Entries shown ▸
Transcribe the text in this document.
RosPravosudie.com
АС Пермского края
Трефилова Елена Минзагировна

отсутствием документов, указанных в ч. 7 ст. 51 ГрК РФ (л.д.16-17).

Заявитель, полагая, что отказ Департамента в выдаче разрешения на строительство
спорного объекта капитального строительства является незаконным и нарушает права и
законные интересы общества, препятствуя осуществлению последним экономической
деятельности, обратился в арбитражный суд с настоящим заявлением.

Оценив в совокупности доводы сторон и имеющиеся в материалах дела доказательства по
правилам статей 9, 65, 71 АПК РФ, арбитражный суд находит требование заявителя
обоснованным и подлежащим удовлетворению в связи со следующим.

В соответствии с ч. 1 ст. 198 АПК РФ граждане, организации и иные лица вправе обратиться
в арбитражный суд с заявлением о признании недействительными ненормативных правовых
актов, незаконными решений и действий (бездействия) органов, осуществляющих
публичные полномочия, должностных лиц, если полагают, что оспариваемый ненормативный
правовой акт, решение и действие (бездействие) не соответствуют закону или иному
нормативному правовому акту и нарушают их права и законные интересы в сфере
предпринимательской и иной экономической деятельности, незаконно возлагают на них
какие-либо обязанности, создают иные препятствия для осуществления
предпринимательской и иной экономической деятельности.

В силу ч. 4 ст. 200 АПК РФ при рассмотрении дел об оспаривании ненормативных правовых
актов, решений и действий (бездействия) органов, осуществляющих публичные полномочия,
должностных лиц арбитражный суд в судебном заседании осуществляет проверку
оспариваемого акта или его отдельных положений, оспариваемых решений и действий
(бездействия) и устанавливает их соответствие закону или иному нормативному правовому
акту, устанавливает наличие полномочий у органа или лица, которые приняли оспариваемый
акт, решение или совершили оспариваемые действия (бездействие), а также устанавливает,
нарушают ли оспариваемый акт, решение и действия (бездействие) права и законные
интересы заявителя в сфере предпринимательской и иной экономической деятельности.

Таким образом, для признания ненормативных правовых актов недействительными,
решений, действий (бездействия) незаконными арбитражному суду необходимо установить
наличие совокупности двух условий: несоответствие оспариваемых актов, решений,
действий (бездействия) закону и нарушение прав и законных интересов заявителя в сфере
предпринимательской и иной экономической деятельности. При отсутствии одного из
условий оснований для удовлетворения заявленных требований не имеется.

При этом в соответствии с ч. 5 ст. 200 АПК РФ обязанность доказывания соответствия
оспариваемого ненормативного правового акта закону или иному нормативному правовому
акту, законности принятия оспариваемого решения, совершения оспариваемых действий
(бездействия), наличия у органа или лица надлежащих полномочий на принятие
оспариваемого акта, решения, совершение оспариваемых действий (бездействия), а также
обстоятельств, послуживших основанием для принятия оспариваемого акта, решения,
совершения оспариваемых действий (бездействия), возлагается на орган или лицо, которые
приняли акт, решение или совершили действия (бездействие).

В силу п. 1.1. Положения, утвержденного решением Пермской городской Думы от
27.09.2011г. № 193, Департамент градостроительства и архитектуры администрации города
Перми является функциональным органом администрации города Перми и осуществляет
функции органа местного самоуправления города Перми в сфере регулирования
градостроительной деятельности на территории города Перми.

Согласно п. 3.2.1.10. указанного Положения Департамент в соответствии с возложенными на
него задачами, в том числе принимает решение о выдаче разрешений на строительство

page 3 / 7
--
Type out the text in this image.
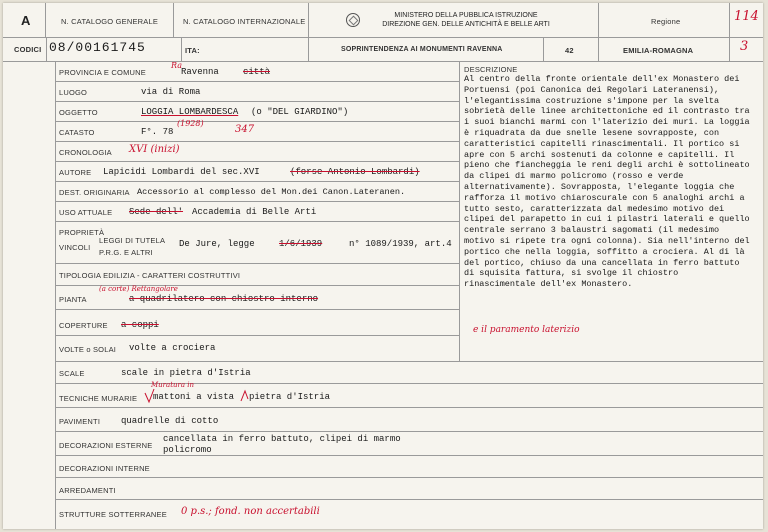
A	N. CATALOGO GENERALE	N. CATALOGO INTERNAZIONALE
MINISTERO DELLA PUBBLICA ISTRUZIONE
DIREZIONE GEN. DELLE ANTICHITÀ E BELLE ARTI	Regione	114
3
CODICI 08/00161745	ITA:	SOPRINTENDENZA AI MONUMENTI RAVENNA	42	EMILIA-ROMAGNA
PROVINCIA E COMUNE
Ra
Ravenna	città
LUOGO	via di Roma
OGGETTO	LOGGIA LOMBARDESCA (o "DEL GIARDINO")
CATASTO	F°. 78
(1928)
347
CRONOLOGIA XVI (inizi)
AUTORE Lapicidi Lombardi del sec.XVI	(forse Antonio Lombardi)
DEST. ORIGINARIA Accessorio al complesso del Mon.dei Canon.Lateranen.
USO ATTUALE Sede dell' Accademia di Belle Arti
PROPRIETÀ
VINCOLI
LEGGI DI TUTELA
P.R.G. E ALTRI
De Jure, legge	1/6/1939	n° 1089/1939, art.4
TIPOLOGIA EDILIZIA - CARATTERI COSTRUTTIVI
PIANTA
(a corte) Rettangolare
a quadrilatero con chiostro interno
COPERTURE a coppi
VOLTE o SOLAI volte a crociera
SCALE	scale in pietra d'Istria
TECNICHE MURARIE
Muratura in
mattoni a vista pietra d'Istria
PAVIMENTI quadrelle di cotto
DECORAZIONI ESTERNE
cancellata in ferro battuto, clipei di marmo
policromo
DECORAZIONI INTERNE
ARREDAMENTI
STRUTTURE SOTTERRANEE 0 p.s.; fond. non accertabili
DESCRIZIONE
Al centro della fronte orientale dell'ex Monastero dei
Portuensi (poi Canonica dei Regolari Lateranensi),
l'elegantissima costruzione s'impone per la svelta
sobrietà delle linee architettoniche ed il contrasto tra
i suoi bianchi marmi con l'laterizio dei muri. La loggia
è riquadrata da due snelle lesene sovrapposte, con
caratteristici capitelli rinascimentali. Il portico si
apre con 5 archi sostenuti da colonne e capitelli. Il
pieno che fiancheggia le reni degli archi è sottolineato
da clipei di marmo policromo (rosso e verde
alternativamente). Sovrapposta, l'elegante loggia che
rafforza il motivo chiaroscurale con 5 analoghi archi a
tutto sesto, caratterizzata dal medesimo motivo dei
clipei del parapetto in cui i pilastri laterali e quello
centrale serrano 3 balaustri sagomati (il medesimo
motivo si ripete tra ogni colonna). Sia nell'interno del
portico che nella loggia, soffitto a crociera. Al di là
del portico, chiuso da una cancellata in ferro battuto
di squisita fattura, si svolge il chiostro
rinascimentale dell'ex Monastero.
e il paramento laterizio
* * *
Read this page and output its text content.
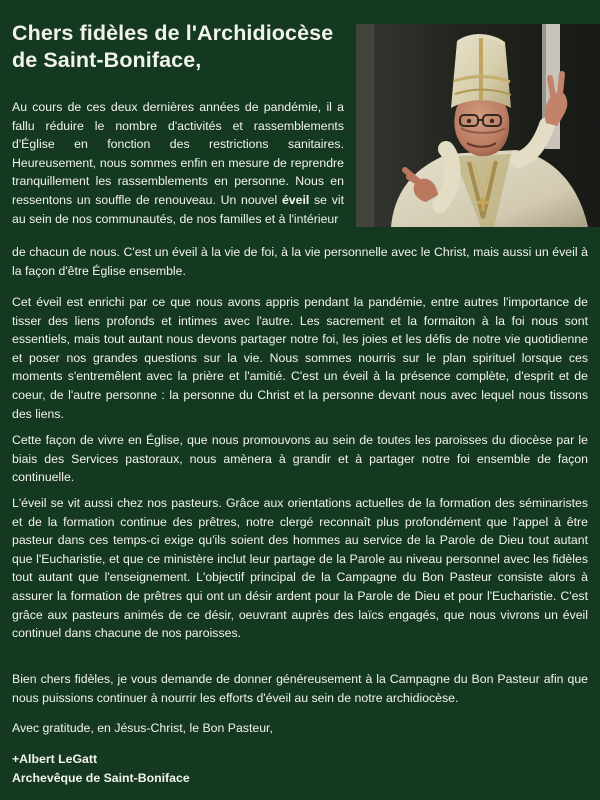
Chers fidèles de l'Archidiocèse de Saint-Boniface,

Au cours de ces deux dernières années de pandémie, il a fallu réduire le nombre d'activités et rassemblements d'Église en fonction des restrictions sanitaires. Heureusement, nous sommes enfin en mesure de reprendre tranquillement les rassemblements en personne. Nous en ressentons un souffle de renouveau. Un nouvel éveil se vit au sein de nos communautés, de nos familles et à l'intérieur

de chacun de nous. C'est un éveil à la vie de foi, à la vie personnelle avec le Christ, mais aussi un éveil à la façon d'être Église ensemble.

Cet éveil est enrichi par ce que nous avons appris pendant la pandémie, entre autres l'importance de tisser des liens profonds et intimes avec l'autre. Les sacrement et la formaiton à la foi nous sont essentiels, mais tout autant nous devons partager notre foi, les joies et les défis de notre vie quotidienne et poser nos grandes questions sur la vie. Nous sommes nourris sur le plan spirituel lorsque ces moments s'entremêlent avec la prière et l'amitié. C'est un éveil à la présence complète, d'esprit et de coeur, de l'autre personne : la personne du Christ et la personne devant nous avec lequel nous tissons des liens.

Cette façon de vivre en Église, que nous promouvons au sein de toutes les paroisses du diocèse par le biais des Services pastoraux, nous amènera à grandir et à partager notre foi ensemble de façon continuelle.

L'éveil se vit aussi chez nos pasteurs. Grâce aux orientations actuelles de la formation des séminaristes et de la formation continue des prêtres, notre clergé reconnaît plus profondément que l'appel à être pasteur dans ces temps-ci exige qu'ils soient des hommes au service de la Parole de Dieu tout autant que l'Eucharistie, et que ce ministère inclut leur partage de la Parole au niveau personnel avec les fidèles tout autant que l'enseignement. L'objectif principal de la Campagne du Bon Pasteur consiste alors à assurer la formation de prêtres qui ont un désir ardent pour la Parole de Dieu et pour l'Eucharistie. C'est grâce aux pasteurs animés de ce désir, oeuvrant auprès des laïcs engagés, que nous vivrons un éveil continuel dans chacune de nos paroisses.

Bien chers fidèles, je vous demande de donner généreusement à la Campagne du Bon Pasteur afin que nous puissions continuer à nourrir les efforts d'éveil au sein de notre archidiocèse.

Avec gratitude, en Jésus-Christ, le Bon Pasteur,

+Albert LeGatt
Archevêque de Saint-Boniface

What the task asks ▸
List each line of the entries that holds the string "aussi".

The result ▸
de chacun de nous. C'est un éveil à la vie de foi, à la vie personnelle avec le Christ, mais aussi un éveil à la façon d'être Église ensemble.
L'éveil se vit aussi chez nos pasteurs. Grâce aux orientations actuelles de la formation des séminaristes et de la formation continue des prêtres, notre clergé reconnaît plus profondément que l'appel à être pasteur dans ces temps-ci exige qu'ils soient des hommes au service de la Parole de Dieu tout autant que l'Eucharistie, et que ce ministère inclut leur partage de la Parole au niveau personnel avec les fidèles tout autant que l'enseignement. L'objectif principal de la Campagne du Bon Pasteur consiste alors à assurer la formation de prêtres qui ont un désir ardent pour la Parole de Dieu et pour l'Eucharistie. C'est grâce aux pasteurs animés de ce désir, oeuvrant auprès des laïcs engagés, que nous vivrons un éveil continuel dans chacune de nos paroisses.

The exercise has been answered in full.